# Exercise goal
Make an exact copy of the data below, leaving out every picture.

# Data entries
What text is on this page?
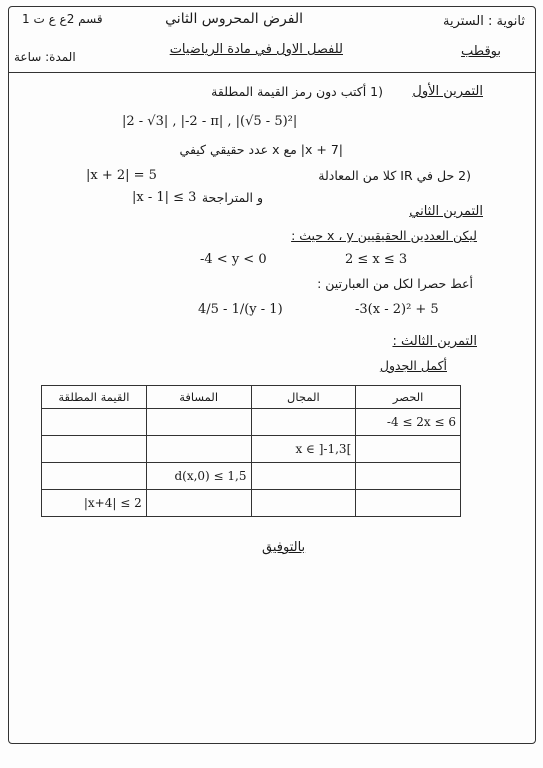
ثانوية : السترية
بوقطب
الفرض المحروس الثاني
للفصل الاول في مادة الرياضيات
قسم 2ع ع ت 1
المدة: ساعة
التمرين الأول
(1 أكتب دون رمز القيمة المطلقة
|2 - √3| , |-2 - π| , |(√5 - 5)²|
|x + 7| مع x عدد حقيقي كيفي
(2 حل في IR كلا من المعادلة
|x + 2| = 5
و المتراجحة
|x - 1| ≤ 3
التمرين الثاني
ليكن العددين الحقيقيين x ، y حيث :
2 ≤ x ≤ 3
-4 < y < 0
أعط حصرا لكل من العبارتين :
-3(x - 2)² + 5
4/5 - 1/(y - 1)
التمرين الثالث :
أكمل الجدول
الحصر	المجال	المسافة	القيمة المطلقة
-4 ≤ 2x ≤ 6			
	x ∈ ]-1,3[		
		d(x,0) ≤ 1,5	
			|x+4| ≤ 2
بالتوفيق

# Problem solution
What text is on this page?
ثانوية : السترية
بوقطب
الفرض المحروس الثاني
للفصل الاول في مادة الرياضيات
قسم 2ع ع ت 1
المدة: ساعة
التمرين الأول
(1 أكتب دون رمز القيمة المطلقة
|2 - √3| , |-2 - π| , |(√5 - 5)²|
|x + 7| مع x عدد حقيقي كيفي
(2 حل في IR كلا من المعادلة
|x + 2| = 5
و المتراجحة
|x - 1| ≤ 3
التمرين الثاني
ليكن العددين الحقيقيين x ، y حيث :
2 ≤ x ≤ 3
-4 < y < 0
أعط حصرا لكل من العبارتين :
-3(x - 2)² + 5
4/5 - 1/(y - 1)
التمرين الثالث :
أكمل الجدول
الحصر	المجال	المسافة	القيمة المطلقة
-4 ≤ 2x ≤ 6			
	x ∈ ]-1,3[		
		d(x,0) ≤ 1,5	
			|x+4| ≤ 2
بالتوفيق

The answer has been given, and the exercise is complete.